- [Given exercise]: Across the entries below, how many lines contain the string "than"? Give only the count.

# Start of Records shown

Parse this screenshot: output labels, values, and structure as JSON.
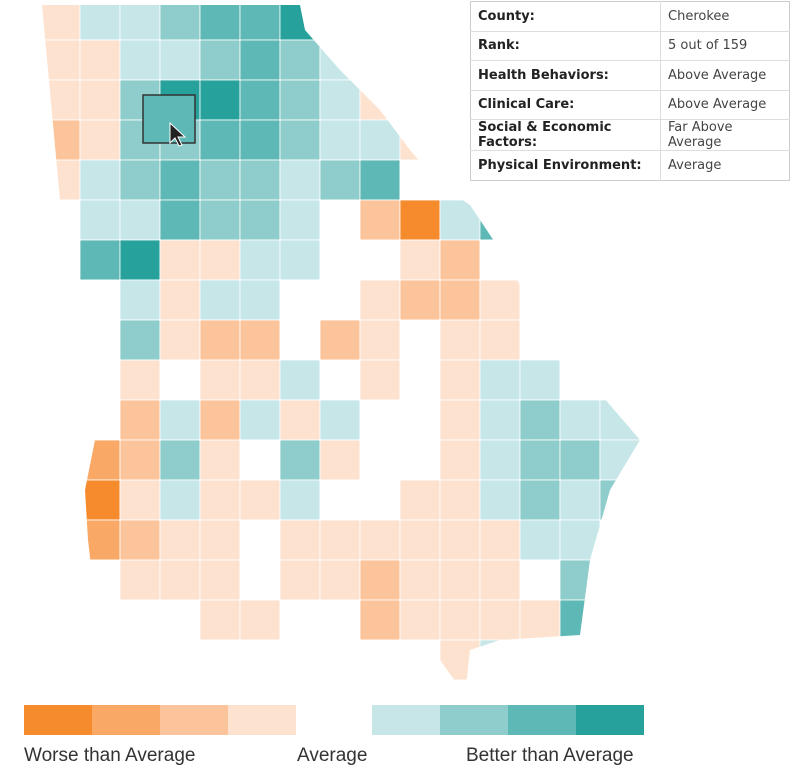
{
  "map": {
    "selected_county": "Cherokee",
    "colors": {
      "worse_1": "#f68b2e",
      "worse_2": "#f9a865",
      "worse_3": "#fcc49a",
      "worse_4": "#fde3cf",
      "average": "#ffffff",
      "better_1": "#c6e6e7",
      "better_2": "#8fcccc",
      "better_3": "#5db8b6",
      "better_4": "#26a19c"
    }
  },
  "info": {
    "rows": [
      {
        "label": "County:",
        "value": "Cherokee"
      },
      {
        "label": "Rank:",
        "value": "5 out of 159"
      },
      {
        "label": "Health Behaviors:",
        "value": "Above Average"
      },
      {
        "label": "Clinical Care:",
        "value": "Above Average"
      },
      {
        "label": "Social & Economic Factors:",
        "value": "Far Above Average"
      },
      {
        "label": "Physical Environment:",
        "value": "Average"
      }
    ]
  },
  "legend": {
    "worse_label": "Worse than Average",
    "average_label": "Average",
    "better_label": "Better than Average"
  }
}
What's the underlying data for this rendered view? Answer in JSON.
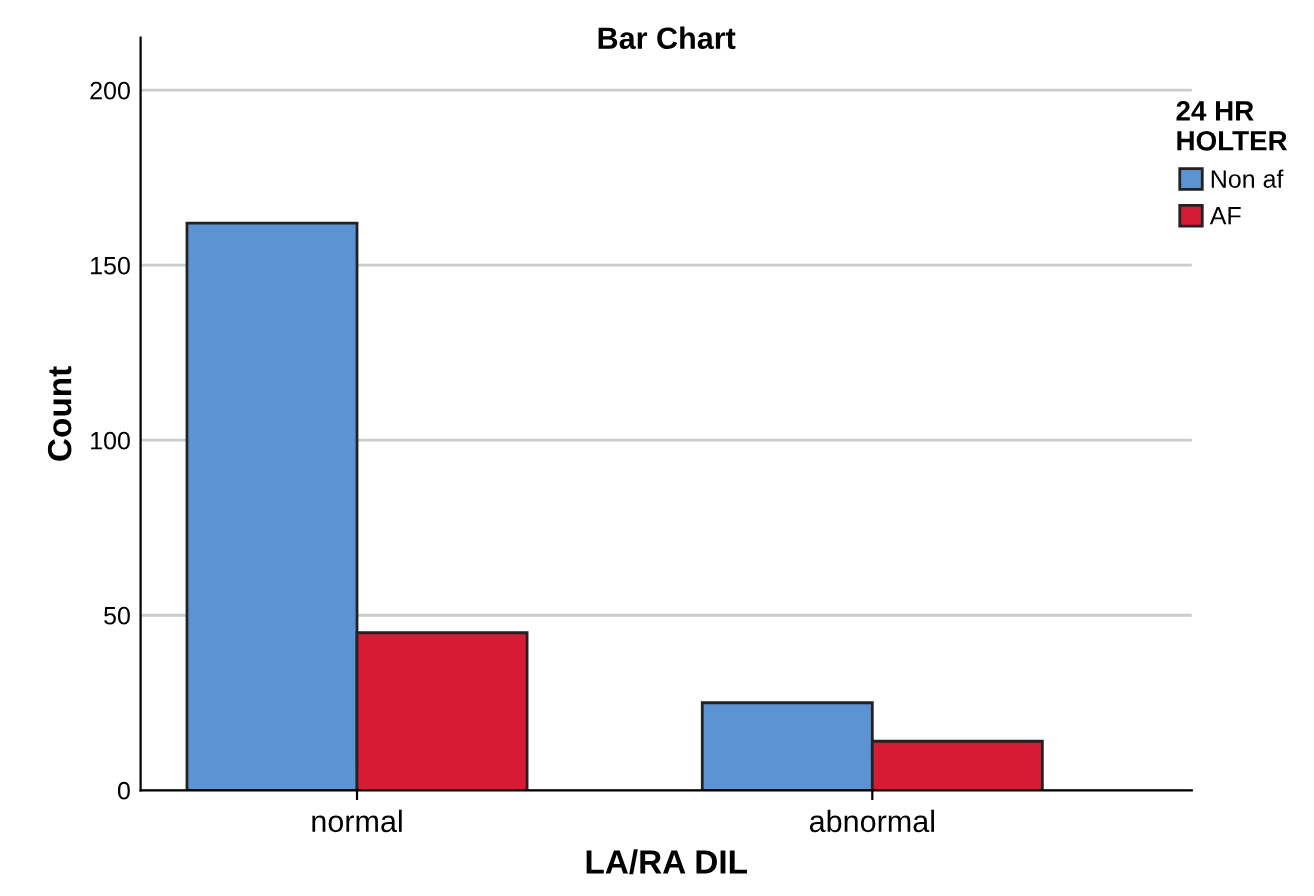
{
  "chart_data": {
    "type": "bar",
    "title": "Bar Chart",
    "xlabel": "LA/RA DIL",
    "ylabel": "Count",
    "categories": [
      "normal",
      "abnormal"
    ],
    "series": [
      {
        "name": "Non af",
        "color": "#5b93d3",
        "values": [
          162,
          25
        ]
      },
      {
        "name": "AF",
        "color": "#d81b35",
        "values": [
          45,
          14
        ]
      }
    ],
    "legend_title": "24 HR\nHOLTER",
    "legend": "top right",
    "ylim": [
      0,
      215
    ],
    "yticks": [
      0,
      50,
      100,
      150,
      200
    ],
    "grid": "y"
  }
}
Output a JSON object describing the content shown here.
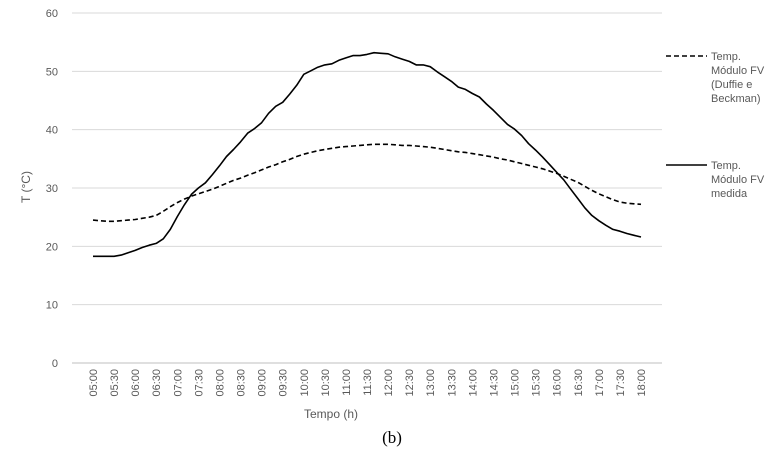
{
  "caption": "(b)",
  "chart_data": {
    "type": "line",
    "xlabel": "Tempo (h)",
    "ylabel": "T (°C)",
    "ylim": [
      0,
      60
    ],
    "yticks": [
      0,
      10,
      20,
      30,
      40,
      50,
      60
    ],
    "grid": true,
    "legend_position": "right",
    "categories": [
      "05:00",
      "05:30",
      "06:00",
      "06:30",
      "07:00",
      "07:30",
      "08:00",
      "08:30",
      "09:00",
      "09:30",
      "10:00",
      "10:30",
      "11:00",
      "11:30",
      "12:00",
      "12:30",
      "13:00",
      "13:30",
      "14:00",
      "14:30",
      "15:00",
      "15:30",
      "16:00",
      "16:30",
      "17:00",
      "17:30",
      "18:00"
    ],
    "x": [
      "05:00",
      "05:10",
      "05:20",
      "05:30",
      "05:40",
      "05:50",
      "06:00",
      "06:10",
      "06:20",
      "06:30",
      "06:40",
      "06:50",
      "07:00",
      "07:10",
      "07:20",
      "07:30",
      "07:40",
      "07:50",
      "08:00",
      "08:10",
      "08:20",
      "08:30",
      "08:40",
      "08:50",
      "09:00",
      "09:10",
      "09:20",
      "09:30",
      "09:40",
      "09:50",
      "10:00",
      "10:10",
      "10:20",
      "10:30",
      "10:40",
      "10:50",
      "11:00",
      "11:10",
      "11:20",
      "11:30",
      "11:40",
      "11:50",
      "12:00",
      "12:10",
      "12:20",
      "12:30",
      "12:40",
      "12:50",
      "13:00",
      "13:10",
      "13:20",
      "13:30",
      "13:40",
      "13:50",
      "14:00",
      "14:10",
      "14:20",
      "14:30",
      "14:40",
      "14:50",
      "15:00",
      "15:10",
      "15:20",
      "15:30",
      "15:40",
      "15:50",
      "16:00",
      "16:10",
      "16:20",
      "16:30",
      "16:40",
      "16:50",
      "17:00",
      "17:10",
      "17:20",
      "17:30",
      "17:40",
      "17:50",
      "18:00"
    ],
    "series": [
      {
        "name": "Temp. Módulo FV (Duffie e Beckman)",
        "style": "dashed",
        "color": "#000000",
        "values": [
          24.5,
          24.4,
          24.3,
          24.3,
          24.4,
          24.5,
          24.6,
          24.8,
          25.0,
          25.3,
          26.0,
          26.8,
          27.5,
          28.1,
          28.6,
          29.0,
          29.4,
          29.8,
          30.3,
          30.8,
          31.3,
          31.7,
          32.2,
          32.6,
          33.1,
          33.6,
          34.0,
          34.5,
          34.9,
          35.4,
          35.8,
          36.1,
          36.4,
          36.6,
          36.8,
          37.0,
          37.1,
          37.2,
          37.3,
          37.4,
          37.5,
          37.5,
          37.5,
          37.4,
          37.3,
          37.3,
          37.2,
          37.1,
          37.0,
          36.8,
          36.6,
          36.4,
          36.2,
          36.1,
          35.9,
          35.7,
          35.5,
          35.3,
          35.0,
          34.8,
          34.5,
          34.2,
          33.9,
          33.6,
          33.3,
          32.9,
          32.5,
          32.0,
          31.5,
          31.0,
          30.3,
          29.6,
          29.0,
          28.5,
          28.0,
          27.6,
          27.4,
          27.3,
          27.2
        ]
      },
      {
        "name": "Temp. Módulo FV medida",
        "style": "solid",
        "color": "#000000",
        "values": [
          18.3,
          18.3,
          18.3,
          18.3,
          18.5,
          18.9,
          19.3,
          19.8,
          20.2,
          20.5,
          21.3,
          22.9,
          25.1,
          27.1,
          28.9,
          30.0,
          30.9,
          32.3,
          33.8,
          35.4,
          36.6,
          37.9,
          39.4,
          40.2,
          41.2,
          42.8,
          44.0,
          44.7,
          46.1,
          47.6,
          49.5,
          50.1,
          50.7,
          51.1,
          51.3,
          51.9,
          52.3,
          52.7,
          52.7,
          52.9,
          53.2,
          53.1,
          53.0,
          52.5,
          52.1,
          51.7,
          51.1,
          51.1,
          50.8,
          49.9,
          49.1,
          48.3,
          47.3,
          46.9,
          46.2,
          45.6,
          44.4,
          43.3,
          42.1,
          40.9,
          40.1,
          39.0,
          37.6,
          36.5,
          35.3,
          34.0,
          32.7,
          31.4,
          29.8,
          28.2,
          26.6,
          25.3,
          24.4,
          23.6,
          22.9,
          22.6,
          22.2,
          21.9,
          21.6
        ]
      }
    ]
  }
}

# End of Records shown

- [Response to this exercise]: 2